■ What the task asks
Output all the entries word for word. Omit the pictures.

Dataset items:
-=-=-

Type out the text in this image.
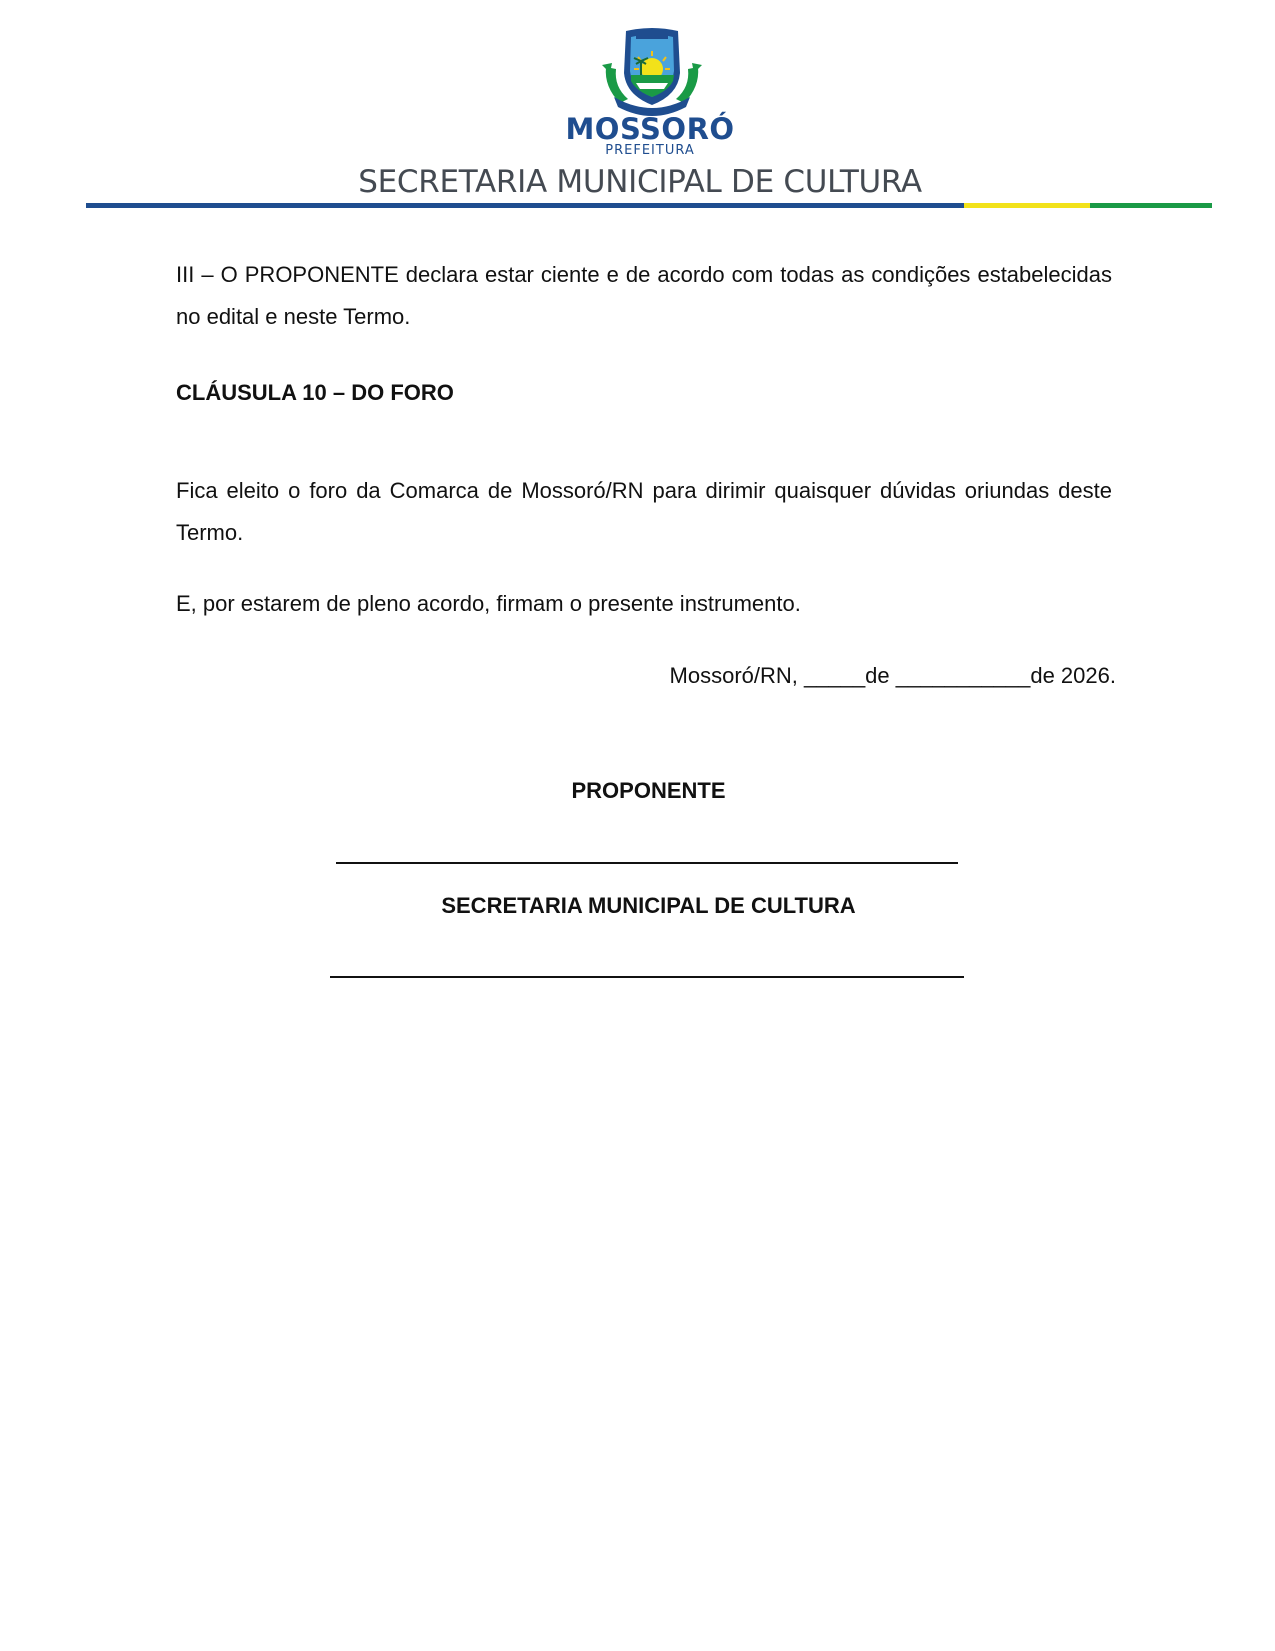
MOSSORÓ
PREFEITURA
SECRETARIA MUNICIPAL DE CULTURA

III – O PROPONENTE declara estar ciente e de acordo com todas as condições estabelecidas no edital e neste Termo.

CLÁUSULA 10 – DO FORO

Fica eleito o foro da Comarca de Mossoró/RN para dirimir quaisquer dúvidas oriundas deste Termo.

E, por estarem de pleno acordo, firmam o presente instrumento.

Mossoró/RN, _____de ___________de 2026.
PROPONENTE
SECRETARIA MUNICIPAL DE CULTURA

-=-=-

■ Response for this exercise
Type out the text in this image.
MOSSORÓ
PREFEITURA
SECRETARIA MUNICIPAL DE CULTURA

III – O PROPONENTE declara estar ciente e de acordo com todas as condições estabelecidas no edital e neste Termo.

CLÁUSULA 10 – DO FORO

Fica eleito o foro da Comarca de Mossoró/RN para dirimir quaisquer dúvidas oriundas deste Termo.

E, por estarem de pleno acordo, firmam o presente instrumento.

Mossoró/RN, _____de ___________de 2026.
PROPONENTE
SECRETARIA MUNICIPAL DE CULTURA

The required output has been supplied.